Dataset excerpts

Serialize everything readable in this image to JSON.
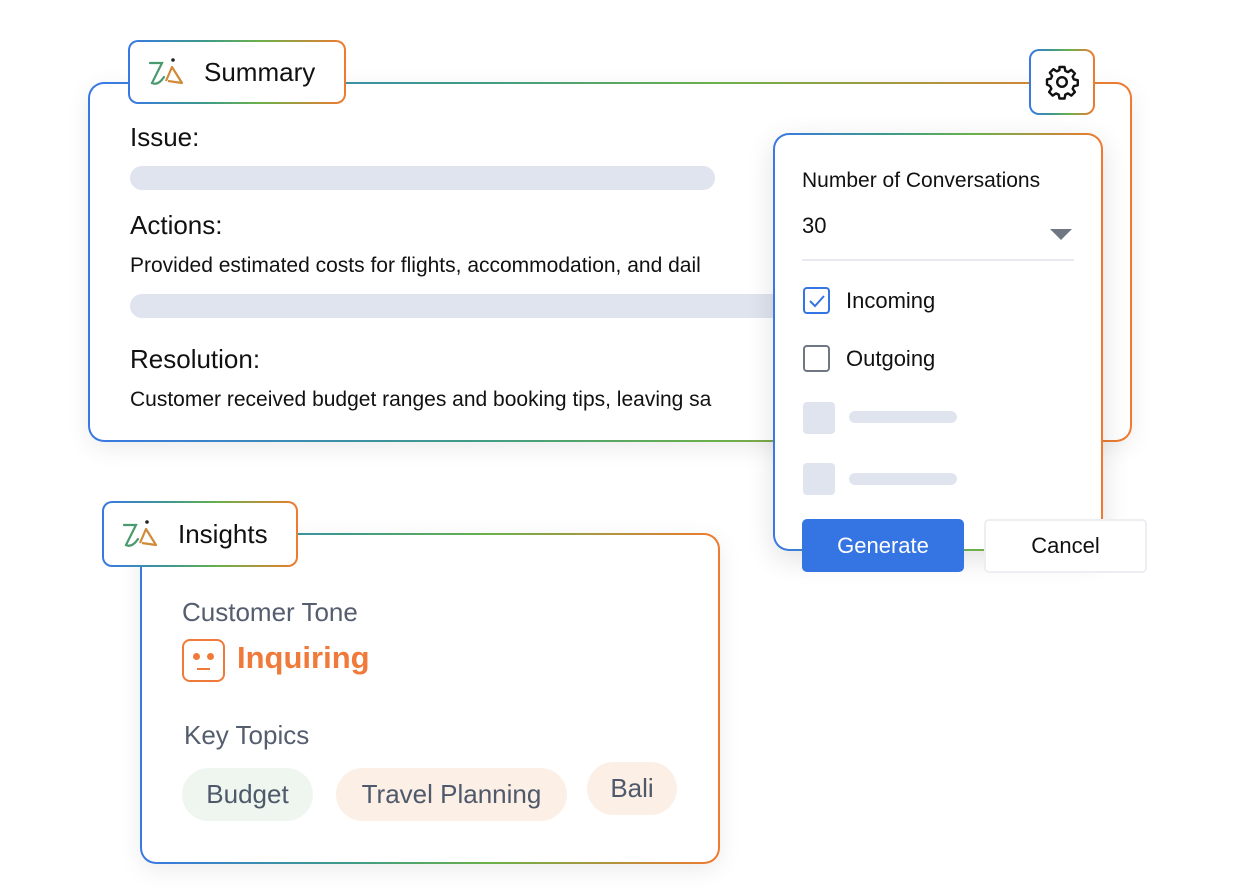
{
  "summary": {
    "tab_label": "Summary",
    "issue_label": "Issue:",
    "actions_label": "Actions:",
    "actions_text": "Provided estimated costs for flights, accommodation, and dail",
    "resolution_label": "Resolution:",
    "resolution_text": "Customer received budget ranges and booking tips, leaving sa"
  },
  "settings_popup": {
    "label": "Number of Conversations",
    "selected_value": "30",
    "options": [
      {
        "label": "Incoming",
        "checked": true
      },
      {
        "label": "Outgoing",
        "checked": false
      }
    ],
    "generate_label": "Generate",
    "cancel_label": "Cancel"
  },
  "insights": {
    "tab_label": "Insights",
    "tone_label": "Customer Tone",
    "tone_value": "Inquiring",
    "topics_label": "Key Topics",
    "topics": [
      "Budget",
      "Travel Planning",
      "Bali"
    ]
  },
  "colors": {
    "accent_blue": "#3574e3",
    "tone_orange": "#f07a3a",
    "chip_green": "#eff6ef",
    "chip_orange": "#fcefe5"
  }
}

[What the task asks] Set down every record once more, word for word, without pictures.

[The response]
Serialize everything readable in this image to JSON.
{
  "summary": {
    "tab_label": "Summary",
    "issue_label": "Issue:",
    "actions_label": "Actions:",
    "actions_text": "Provided estimated costs for flights, accommodation, and dail",
    "resolution_label": "Resolution:",
    "resolution_text": "Customer received budget ranges and booking tips, leaving sa"
  },
  "settings_popup": {
    "label": "Number of Conversations",
    "selected_value": "30",
    "options": [
      {
        "label": "Incoming",
        "checked": true
      },
      {
        "label": "Outgoing",
        "checked": false
      }
    ],
    "generate_label": "Generate",
    "cancel_label": "Cancel"
  },
  "insights": {
    "tab_label": "Insights",
    "tone_label": "Customer Tone",
    "tone_value": "Inquiring",
    "topics_label": "Key Topics",
    "topics": [
      "Budget",
      "Travel Planning",
      "Bali"
    ]
  },
  "colors": {
    "accent_blue": "#3574e3",
    "tone_orange": "#f07a3a",
    "chip_green": "#eff6ef",
    "chip_orange": "#fcefe5"
  }
}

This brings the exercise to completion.